Required work: Transcribe the listing word for word.

Dataset records:

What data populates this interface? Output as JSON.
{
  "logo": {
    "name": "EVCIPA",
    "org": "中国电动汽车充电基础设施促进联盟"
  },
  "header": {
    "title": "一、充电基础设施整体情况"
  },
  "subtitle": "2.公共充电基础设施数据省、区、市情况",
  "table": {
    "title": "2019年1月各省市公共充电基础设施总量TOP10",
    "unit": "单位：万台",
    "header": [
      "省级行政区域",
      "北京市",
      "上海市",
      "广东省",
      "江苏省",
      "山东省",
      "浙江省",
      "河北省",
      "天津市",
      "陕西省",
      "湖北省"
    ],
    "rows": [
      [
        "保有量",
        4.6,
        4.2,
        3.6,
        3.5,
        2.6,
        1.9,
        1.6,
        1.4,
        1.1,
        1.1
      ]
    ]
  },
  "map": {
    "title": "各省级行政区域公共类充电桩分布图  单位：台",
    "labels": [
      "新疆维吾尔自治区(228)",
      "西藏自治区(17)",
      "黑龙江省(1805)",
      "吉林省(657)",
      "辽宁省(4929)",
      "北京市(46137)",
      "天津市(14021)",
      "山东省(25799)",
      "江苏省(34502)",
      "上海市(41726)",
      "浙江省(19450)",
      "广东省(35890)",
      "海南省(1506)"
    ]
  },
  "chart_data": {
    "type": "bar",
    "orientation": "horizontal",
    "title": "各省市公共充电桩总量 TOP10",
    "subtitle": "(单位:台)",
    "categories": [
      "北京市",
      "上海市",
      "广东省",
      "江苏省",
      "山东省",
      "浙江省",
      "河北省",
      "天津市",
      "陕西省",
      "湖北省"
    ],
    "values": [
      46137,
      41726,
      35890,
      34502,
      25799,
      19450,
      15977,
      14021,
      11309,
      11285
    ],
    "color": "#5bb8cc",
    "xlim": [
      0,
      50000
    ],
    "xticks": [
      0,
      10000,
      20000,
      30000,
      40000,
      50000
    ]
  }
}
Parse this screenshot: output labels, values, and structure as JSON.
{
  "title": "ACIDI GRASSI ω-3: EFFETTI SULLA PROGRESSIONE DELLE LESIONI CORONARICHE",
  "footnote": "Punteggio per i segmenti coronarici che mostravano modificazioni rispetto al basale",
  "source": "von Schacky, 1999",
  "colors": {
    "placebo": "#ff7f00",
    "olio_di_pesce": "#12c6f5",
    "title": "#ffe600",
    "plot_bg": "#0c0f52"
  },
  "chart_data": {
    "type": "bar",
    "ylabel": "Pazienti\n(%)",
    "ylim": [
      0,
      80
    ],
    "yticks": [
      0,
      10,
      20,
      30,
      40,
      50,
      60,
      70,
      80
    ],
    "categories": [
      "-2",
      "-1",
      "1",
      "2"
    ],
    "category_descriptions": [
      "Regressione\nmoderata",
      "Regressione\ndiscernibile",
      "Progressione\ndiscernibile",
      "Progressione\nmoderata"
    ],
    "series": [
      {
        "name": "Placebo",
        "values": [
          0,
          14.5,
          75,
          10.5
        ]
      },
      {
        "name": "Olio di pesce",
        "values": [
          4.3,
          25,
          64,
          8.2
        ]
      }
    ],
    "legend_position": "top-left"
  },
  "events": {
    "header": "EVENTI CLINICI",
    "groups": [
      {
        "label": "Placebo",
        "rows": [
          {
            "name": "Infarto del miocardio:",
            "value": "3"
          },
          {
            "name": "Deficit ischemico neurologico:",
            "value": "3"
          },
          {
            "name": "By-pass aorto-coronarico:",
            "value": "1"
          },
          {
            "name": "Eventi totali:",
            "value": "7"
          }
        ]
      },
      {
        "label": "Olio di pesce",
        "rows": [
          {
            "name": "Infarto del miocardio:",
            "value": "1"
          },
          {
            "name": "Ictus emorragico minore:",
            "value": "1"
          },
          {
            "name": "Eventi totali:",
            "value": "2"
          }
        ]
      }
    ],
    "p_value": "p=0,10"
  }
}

Answer for this exercise:
What data populates this interface? Output as JSON.
{
  "logo": {
    "name": "EVCIPA",
    "org": "中国电动汽车充电基础设施促进联盟"
  },
  "header": {
    "title": "一、充电基础设施整体情况"
  },
  "subtitle": "2.公共充电基础设施数据省、区、市情况",
  "table": {
    "title": "2019年1月各省市公共充电基础设施总量TOP10",
    "unit": "单位：万台",
    "header": [
      "省级行政区域",
      "北京市",
      "上海市",
      "广东省",
      "江苏省",
      "山东省",
      "浙江省",
      "河北省",
      "天津市",
      "陕西省",
      "湖北省"
    ],
    "rows": [
      [
        "保有量",
        4.6,
        4.2,
        3.6,
        3.5,
        2.6,
        1.9,
        1.6,
        1.4,
        1.1,
        1.1
      ]
    ]
  },
  "map": {
    "title": "各省级行政区域公共类充电桩分布图  单位：台",
    "labels": [
      "新疆维吾尔自治区(228)",
      "西藏自治区(17)",
      "黑龙江省(1805)",
      "吉林省(657)",
      "辽宁省(4929)",
      "北京市(46137)",
      "天津市(14021)",
      "山东省(25799)",
      "江苏省(34502)",
      "上海市(41726)",
      "浙江省(19450)",
      "广东省(35890)",
      "海南省(1506)"
    ]
  },
  "chart_data": {
    "type": "bar",
    "orientation": "horizontal",
    "title": "各省市公共充电桩总量 TOP10",
    "subtitle": "(单位:台)",
    "categories": [
      "北京市",
      "上海市",
      "广东省",
      "江苏省",
      "山东省",
      "浙江省",
      "河北省",
      "天津市",
      "陕西省",
      "湖北省"
    ],
    "values": [
      46137,
      41726,
      35890,
      34502,
      25799,
      19450,
      15977,
      14021,
      11309,
      11285
    ],
    "color": "#5bb8cc",
    "xlim": [
      0,
      50000
    ],
    "xticks": [
      0,
      10000,
      20000,
      30000,
      40000,
      50000
    ]
  }
}
Parse this screenshot: output labels, values, and structure as JSON.
{
  "title": "ACIDI GRASSI ω-3: EFFETTI SULLA PROGRESSIONE DELLE LESIONI CORONARICHE",
  "footnote": "Punteggio per i segmenti coronarici che mostravano modificazioni rispetto al basale",
  "source": "von Schacky, 1999",
  "colors": {
    "placebo": "#ff7f00",
    "olio_di_pesce": "#12c6f5",
    "title": "#ffe600",
    "plot_bg": "#0c0f52"
  },
  "chart_data": {
    "type": "bar",
    "ylabel": "Pazienti\n(%)",
    "ylim": [
      0,
      80
    ],
    "yticks": [
      0,
      10,
      20,
      30,
      40,
      50,
      60,
      70,
      80
    ],
    "categories": [
      "-2",
      "-1",
      "1",
      "2"
    ],
    "category_descriptions": [
      "Regressione\nmoderata",
      "Regressione\ndiscernibile",
      "Progressione\ndiscernibile",
      "Progressione\nmoderata"
    ],
    "series": [
      {
        "name": "Placebo",
        "values": [
          0,
          14.5,
          75,
          10.5
        ]
      },
      {
        "name": "Olio di pesce",
        "values": [
          4.3,
          25,
          64,
          8.2
        ]
      }
    ],
    "legend_position": "top-left"
  },
  "events": {
    "header": "EVENTI CLINICI",
    "groups": [
      {
        "label": "Placebo",
        "rows": [
          {
            "name": "Infarto del miocardio:",
            "value": "3"
          },
          {
            "name": "Deficit ischemico neurologico:",
            "value": "3"
          },
          {
            "name": "By-pass aorto-coronarico:",
            "value": "1"
          },
          {
            "name": "Eventi totali:",
            "value": "7"
          }
        ]
      },
      {
        "label": "Olio di pesce",
        "rows": [
          {
            "name": "Infarto del miocardio:",
            "value": "1"
          },
          {
            "name": "Ictus emorragico minore:",
            "value": "1"
          },
          {
            "name": "Eventi totali:",
            "value": "2"
          }
        ]
      }
    ],
    "p_value": "p=0,10"
  }
}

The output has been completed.